— Records for the exercise —
******
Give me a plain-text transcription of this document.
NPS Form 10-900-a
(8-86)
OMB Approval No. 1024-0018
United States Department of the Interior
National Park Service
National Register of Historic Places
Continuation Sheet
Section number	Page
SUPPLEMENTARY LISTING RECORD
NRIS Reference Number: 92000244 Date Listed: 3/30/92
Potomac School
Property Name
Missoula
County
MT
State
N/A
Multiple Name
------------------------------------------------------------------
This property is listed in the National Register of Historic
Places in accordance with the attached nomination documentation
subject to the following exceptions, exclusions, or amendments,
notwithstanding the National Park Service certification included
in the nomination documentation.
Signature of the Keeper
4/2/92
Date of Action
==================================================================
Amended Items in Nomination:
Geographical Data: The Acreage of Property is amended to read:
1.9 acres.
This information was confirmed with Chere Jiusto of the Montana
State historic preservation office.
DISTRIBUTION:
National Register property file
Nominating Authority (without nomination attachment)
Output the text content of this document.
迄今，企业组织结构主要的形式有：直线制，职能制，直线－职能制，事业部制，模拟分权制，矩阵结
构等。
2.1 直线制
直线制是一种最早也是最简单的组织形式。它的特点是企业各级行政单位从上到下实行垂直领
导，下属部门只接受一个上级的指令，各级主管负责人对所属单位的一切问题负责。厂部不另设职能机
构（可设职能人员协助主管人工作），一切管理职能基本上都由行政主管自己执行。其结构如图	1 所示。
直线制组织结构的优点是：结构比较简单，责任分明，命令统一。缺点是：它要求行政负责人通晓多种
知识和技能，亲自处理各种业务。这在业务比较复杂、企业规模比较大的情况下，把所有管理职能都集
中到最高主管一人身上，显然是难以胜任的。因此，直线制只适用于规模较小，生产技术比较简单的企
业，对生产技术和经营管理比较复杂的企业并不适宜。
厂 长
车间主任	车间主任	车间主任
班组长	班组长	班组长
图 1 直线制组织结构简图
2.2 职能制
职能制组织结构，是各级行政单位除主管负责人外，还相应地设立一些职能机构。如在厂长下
******
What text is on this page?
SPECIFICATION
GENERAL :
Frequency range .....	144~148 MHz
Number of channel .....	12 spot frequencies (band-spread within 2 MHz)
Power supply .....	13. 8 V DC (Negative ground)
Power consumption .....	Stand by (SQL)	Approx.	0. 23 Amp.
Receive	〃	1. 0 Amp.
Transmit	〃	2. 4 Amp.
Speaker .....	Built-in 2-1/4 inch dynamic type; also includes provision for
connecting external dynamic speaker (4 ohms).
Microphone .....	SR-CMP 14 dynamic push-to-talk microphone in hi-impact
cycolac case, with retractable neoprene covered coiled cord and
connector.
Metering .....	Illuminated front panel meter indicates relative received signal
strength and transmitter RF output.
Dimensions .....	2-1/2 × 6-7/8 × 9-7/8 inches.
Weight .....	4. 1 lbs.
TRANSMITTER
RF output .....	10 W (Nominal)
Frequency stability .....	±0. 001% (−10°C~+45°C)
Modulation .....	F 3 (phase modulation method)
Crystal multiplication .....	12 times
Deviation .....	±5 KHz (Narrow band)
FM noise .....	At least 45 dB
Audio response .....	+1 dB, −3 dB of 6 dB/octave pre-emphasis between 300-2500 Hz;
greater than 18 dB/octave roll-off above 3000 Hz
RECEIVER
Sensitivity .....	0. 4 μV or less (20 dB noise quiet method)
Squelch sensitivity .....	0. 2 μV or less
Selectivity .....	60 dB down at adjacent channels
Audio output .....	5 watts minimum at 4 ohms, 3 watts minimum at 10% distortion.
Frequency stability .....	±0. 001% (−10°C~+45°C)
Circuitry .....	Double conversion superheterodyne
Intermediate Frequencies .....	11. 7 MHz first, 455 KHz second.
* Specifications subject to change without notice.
******
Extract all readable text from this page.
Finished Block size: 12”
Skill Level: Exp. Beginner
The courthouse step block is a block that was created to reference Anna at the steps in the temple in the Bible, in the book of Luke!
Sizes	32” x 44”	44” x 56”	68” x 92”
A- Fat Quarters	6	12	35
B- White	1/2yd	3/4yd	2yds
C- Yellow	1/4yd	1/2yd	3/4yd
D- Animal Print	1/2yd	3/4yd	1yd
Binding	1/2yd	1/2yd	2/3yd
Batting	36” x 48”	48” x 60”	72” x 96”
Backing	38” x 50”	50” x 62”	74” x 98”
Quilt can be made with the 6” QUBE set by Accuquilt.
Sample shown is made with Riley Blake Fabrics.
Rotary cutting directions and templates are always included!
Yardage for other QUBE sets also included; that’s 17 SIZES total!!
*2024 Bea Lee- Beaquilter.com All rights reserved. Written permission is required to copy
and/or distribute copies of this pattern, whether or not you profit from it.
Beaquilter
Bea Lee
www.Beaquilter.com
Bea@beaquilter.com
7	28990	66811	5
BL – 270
******
Identify the lines above that contain the word "QUBE", then copy them.

— Full solution —
Quilt can be made with the 6” QUBE set by Accuquilt.
Yardage for other QUBE sets also included; that’s 17 SIZES total!!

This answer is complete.